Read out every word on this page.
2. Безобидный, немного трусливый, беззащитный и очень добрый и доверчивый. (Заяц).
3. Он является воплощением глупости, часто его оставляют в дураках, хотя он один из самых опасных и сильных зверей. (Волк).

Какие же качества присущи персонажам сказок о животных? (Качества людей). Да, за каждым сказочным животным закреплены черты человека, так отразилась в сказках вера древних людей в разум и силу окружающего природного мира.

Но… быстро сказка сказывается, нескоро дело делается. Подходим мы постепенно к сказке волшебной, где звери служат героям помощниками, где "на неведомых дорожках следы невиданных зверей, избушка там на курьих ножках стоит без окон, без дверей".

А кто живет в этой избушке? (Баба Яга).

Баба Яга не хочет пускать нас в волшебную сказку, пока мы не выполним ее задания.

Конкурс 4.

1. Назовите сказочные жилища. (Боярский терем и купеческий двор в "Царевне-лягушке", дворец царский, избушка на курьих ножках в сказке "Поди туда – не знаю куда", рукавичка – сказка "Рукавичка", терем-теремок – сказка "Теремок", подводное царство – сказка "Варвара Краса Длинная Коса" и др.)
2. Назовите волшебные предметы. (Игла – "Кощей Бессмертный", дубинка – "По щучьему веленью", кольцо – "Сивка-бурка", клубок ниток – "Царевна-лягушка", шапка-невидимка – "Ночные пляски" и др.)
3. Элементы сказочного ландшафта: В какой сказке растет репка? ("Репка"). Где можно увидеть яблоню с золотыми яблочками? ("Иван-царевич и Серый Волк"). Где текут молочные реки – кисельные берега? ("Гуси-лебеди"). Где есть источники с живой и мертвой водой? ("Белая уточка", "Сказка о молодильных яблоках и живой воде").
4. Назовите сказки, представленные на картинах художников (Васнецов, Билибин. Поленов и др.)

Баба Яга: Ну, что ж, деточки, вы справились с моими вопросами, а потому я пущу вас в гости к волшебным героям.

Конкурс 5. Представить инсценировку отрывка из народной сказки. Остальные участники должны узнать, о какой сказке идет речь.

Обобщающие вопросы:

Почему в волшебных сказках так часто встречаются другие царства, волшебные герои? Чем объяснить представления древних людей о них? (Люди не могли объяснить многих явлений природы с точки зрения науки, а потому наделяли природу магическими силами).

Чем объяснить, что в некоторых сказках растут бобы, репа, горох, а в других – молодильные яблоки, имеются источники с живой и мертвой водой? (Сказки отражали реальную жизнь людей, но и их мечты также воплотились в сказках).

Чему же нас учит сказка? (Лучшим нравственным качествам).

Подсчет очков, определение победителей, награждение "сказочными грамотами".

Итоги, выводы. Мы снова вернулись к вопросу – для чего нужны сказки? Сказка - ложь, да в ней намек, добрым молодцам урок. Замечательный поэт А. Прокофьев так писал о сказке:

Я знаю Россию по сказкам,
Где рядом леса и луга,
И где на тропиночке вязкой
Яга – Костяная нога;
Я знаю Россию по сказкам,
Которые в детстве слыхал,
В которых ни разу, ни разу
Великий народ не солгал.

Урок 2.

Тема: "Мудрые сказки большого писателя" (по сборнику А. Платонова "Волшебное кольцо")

== == ==

**DIRECTIONS FOR THIS TASK:**
Print the listing above in its entirety, with every line exact.

**FINAL ANSWER:**
Read out every word on this page.
2. Безобидный, немного трусливый, беззащитный и очень добрый и доверчивый. (Заяц).
3. Он является воплощением глупости, часто его оставляют в дураках, хотя он один из самых опасных и сильных зверей. (Волк).

Какие же качества присущи персонажам сказок о животных? (Качества людей). Да, за каждым сказочным животным закреплены черты человека, так отразилась в сказках вера древних людей в разум и силу окружающего природного мира.

Но… быстро сказка сказывается, нескоро дело делается. Подходим мы постепенно к сказке волшебной, где звери служат героям помощниками, где "на неведомых дорожках следы невиданных зверей, избушка там на курьих ножках стоит без окон, без дверей".

А кто живет в этой избушке? (Баба Яга).

Баба Яга не хочет пускать нас в волшебную сказку, пока мы не выполним ее задания.

Конкурс 4.

1. Назовите сказочные жилища. (Боярский терем и купеческий двор в "Царевне-лягушке", дворец царский, избушка на курьих ножках в сказке "Поди туда – не знаю куда", рукавичка – сказка "Рукавичка", терем-теремок – сказка "Теремок", подводное царство – сказка "Варвара Краса Длинная Коса" и др.)
2. Назовите волшебные предметы. (Игла – "Кощей Бессмертный", дубинка – "По щучьему веленью", кольцо – "Сивка-бурка", клубок ниток – "Царевна-лягушка", шапка-невидимка – "Ночные пляски" и др.)
3. Элементы сказочного ландшафта: В какой сказке растет репка? ("Репка"). Где можно увидеть яблоню с золотыми яблочками? ("Иван-царевич и Серый Волк"). Где текут молочные реки – кисельные берега? ("Гуси-лебеди"). Где есть источники с живой и мертвой водой? ("Белая уточка", "Сказка о молодильных яблоках и живой воде").
4. Назовите сказки, представленные на картинах художников (Васнецов, Билибин. Поленов и др.)

Баба Яга: Ну, что ж, деточки, вы справились с моими вопросами, а потому я пущу вас в гости к волшебным героям.

Конкурс 5. Представить инсценировку отрывка из народной сказки. Остальные участники должны узнать, о какой сказке идет речь.

Обобщающие вопросы:

Почему в волшебных сказках так часто встречаются другие царства, волшебные герои? Чем объяснить представления древних людей о них? (Люди не могли объяснить многих явлений природы с точки зрения науки, а потому наделяли природу магическими силами).

Чем объяснить, что в некоторых сказках растут бобы, репа, горох, а в других – молодильные яблоки, имеются источники с живой и мертвой водой? (Сказки отражали реальную жизнь людей, но и их мечты также воплотились в сказках).

Чему же нас учит сказка? (Лучшим нравственным качествам).

Подсчет очков, определение победителей, награждение "сказочными грамотами".

Итоги, выводы. Мы снова вернулись к вопросу – для чего нужны сказки? Сказка - ложь, да в ней намек, добрым молодцам урок. Замечательный поэт А. Прокофьев так писал о сказке:

Я знаю Россию по сказкам,
Где рядом леса и луга,
И где на тропиночке вязкой
Яга – Костяная нога;
Я знаю Россию по сказкам,
Которые в детстве слыхал,
В которых ни разу, ни разу
Великий народ не солгал.

Урок 2.

Тема: "Мудрые сказки большого писателя" (по сборнику А. Платонова "Волшебное кольцо")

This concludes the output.